-- start --

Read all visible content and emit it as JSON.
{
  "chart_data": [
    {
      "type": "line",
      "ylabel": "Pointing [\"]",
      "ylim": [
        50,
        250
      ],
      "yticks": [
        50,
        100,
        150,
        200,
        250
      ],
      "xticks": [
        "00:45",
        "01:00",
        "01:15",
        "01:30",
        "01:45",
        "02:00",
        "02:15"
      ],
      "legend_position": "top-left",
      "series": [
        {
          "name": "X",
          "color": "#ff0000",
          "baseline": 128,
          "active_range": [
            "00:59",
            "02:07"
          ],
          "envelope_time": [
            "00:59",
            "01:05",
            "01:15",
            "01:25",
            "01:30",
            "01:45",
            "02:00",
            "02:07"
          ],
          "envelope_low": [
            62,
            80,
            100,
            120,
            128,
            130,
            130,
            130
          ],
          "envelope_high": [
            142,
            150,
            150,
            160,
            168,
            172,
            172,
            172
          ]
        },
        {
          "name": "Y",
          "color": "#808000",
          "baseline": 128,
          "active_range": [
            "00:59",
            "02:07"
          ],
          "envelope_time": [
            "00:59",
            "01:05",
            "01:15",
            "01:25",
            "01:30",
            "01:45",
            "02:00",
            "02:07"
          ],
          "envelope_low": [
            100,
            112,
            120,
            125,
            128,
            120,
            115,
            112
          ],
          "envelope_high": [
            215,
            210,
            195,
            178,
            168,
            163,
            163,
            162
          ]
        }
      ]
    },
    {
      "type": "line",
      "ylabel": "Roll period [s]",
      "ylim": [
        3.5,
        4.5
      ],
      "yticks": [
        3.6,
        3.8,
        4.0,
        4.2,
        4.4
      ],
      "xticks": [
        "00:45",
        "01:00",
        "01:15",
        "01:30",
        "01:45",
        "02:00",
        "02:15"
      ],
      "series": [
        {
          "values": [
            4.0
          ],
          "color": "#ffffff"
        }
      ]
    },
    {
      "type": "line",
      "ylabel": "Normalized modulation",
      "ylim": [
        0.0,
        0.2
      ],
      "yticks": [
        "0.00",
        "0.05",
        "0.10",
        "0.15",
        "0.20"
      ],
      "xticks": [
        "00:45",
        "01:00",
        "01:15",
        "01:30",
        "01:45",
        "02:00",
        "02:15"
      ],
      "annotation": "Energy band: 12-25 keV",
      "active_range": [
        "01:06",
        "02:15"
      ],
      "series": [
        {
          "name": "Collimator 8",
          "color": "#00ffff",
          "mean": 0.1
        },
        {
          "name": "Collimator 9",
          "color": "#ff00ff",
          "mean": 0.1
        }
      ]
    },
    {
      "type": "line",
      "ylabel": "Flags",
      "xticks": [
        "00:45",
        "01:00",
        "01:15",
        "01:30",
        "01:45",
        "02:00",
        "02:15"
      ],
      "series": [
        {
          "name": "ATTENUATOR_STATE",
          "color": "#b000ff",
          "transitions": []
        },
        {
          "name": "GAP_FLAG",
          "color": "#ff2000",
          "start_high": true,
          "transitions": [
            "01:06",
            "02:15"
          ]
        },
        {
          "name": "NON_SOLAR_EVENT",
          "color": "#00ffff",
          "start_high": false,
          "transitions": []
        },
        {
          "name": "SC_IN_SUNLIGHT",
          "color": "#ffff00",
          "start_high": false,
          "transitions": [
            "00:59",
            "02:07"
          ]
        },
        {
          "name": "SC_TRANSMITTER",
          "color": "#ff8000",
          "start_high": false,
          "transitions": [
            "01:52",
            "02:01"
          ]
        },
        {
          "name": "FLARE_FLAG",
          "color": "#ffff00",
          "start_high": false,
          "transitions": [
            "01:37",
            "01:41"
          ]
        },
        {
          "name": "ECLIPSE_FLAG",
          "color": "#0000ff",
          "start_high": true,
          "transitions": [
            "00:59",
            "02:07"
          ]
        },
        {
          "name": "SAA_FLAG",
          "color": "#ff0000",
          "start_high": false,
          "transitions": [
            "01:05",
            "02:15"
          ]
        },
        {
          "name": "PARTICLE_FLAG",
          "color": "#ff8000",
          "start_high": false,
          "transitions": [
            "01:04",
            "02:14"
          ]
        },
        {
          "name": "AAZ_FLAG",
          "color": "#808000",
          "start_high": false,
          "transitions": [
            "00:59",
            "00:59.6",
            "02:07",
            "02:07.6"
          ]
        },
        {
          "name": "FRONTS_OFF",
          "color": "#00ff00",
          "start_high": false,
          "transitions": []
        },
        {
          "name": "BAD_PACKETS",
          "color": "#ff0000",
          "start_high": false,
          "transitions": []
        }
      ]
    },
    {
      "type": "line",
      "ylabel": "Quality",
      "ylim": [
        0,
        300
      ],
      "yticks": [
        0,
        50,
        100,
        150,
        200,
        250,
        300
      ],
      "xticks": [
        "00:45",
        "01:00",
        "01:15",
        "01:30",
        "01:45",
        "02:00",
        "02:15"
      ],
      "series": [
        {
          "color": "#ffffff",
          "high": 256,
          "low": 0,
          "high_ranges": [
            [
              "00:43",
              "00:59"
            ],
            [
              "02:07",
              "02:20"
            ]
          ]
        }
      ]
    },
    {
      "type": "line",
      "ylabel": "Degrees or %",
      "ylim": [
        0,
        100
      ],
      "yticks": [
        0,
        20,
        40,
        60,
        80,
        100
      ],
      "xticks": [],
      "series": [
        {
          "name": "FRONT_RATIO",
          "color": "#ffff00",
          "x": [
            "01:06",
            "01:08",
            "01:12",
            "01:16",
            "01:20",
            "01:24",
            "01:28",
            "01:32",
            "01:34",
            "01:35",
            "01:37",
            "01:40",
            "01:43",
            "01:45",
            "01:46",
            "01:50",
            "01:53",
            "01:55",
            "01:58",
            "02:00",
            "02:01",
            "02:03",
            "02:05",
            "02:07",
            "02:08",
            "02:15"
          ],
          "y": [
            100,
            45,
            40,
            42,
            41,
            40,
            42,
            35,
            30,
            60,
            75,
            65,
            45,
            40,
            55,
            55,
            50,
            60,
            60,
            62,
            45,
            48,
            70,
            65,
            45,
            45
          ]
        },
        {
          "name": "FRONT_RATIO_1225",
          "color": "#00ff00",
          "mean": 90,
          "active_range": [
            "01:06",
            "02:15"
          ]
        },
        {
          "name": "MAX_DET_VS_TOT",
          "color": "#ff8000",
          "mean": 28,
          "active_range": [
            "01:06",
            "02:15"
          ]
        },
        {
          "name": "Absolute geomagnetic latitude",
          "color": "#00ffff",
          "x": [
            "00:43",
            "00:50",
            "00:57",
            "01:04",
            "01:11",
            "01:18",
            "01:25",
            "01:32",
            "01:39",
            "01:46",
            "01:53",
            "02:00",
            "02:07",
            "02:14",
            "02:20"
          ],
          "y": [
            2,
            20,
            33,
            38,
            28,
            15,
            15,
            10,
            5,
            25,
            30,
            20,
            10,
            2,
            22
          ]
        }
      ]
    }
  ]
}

-- end --

→ **PROBLEM DETAILS**: Write all of the records out again exactly.

→ **SOLUTION**:
Read all visible content and emit it as JSON.
{
  "chart_data": [
    {
      "type": "line",
      "ylabel": "Pointing [\"]",
      "ylim": [
        50,
        250
      ],
      "yticks": [
        50,
        100,
        150,
        200,
        250
      ],
      "xticks": [
        "00:45",
        "01:00",
        "01:15",
        "01:30",
        "01:45",
        "02:00",
        "02:15"
      ],
      "legend_position": "top-left",
      "series": [
        {
          "name": "X",
          "color": "#ff0000",
          "baseline": 128,
          "active_range": [
            "00:59",
            "02:07"
          ],
          "envelope_time": [
            "00:59",
            "01:05",
            "01:15",
            "01:25",
            "01:30",
            "01:45",
            "02:00",
            "02:07"
          ],
          "envelope_low": [
            62,
            80,
            100,
            120,
            128,
            130,
            130,
            130
          ],
          "envelope_high": [
            142,
            150,
            150,
            160,
            168,
            172,
            172,
            172
          ]
        },
        {
          "name": "Y",
          "color": "#808000",
          "baseline": 128,
          "active_range": [
            "00:59",
            "02:07"
          ],
          "envelope_time": [
            "00:59",
            "01:05",
            "01:15",
            "01:25",
            "01:30",
            "01:45",
            "02:00",
            "02:07"
          ],
          "envelope_low": [
            100,
            112,
            120,
            125,
            128,
            120,
            115,
            112
          ],
          "envelope_high": [
            215,
            210,
            195,
            178,
            168,
            163,
            163,
            162
          ]
        }
      ]
    },
    {
      "type": "line",
      "ylabel": "Roll period [s]",
      "ylim": [
        3.5,
        4.5
      ],
      "yticks": [
        3.6,
        3.8,
        4.0,
        4.2,
        4.4
      ],
      "xticks": [
        "00:45",
        "01:00",
        "01:15",
        "01:30",
        "01:45",
        "02:00",
        "02:15"
      ],
      "series": [
        {
          "values": [
            4.0
          ],
          "color": "#ffffff"
        }
      ]
    },
    {
      "type": "line",
      "ylabel": "Normalized modulation",
      "ylim": [
        0.0,
        0.2
      ],
      "yticks": [
        "0.00",
        "0.05",
        "0.10",
        "0.15",
        "0.20"
      ],
      "xticks": [
        "00:45",
        "01:00",
        "01:15",
        "01:30",
        "01:45",
        "02:00",
        "02:15"
      ],
      "annotation": "Energy band: 12-25 keV",
      "active_range": [
        "01:06",
        "02:15"
      ],
      "series": [
        {
          "name": "Collimator 8",
          "color": "#00ffff",
          "mean": 0.1
        },
        {
          "name": "Collimator 9",
          "color": "#ff00ff",
          "mean": 0.1
        }
      ]
    },
    {
      "type": "line",
      "ylabel": "Flags",
      "xticks": [
        "00:45",
        "01:00",
        "01:15",
        "01:30",
        "01:45",
        "02:00",
        "02:15"
      ],
      "series": [
        {
          "name": "ATTENUATOR_STATE",
          "color": "#b000ff",
          "transitions": []
        },
        {
          "name": "GAP_FLAG",
          "color": "#ff2000",
          "start_high": true,
          "transitions": [
            "01:06",
            "02:15"
          ]
        },
        {
          "name": "NON_SOLAR_EVENT",
          "color": "#00ffff",
          "start_high": false,
          "transitions": []
        },
        {
          "name": "SC_IN_SUNLIGHT",
          "color": "#ffff00",
          "start_high": false,
          "transitions": [
            "00:59",
            "02:07"
          ]
        },
        {
          "name": "SC_TRANSMITTER",
          "color": "#ff8000",
          "start_high": false,
          "transitions": [
            "01:52",
            "02:01"
          ]
        },
        {
          "name": "FLARE_FLAG",
          "color": "#ffff00",
          "start_high": false,
          "transitions": [
            "01:37",
            "01:41"
          ]
        },
        {
          "name": "ECLIPSE_FLAG",
          "color": "#0000ff",
          "start_high": true,
          "transitions": [
            "00:59",
            "02:07"
          ]
        },
        {
          "name": "SAA_FLAG",
          "color": "#ff0000",
          "start_high": false,
          "transitions": [
            "01:05",
            "02:15"
          ]
        },
        {
          "name": "PARTICLE_FLAG",
          "color": "#ff8000",
          "start_high": false,
          "transitions": [
            "01:04",
            "02:14"
          ]
        },
        {
          "name": "AAZ_FLAG",
          "color": "#808000",
          "start_high": false,
          "transitions": [
            "00:59",
            "00:59.6",
            "02:07",
            "02:07.6"
          ]
        },
        {
          "name": "FRONTS_OFF",
          "color": "#00ff00",
          "start_high": false,
          "transitions": []
        },
        {
          "name": "BAD_PACKETS",
          "color": "#ff0000",
          "start_high": false,
          "transitions": []
        }
      ]
    },
    {
      "type": "line",
      "ylabel": "Quality",
      "ylim": [
        0,
        300
      ],
      "yticks": [
        0,
        50,
        100,
        150,
        200,
        250,
        300
      ],
      "xticks": [
        "00:45",
        "01:00",
        "01:15",
        "01:30",
        "01:45",
        "02:00",
        "02:15"
      ],
      "series": [
        {
          "color": "#ffffff",
          "high": 256,
          "low": 0,
          "high_ranges": [
            [
              "00:43",
              "00:59"
            ],
            [
              "02:07",
              "02:20"
            ]
          ]
        }
      ]
    },
    {
      "type": "line",
      "ylabel": "Degrees or %",
      "ylim": [
        0,
        100
      ],
      "yticks": [
        0,
        20,
        40,
        60,
        80,
        100
      ],
      "xticks": [],
      "series": [
        {
          "name": "FRONT_RATIO",
          "color": "#ffff00",
          "x": [
            "01:06",
            "01:08",
            "01:12",
            "01:16",
            "01:20",
            "01:24",
            "01:28",
            "01:32",
            "01:34",
            "01:35",
            "01:37",
            "01:40",
            "01:43",
            "01:45",
            "01:46",
            "01:50",
            "01:53",
            "01:55",
            "01:58",
            "02:00",
            "02:01",
            "02:03",
            "02:05",
            "02:07",
            "02:08",
            "02:15"
          ],
          "y": [
            100,
            45,
            40,
            42,
            41,
            40,
            42,
            35,
            30,
            60,
            75,
            65,
            45,
            40,
            55,
            55,
            50,
            60,
            60,
            62,
            45,
            48,
            70,
            65,
            45,
            45
          ]
        },
        {
          "name": "FRONT_RATIO_1225",
          "color": "#00ff00",
          "mean": 90,
          "active_range": [
            "01:06",
            "02:15"
          ]
        },
        {
          "name": "MAX_DET_VS_TOT",
          "color": "#ff8000",
          "mean": 28,
          "active_range": [
            "01:06",
            "02:15"
          ]
        },
        {
          "name": "Absolute geomagnetic latitude",
          "color": "#00ffff",
          "x": [
            "00:43",
            "00:50",
            "00:57",
            "01:04",
            "01:11",
            "01:18",
            "01:25",
            "01:32",
            "01:39",
            "01:46",
            "01:53",
            "02:00",
            "02:07",
            "02:14",
            "02:20"
          ],
          "y": [
            2,
            20,
            33,
            38,
            28,
            15,
            15,
            10,
            5,
            25,
            30,
            20,
            10,
            2,
            22
          ]
        }
      ]
    }
  ]
}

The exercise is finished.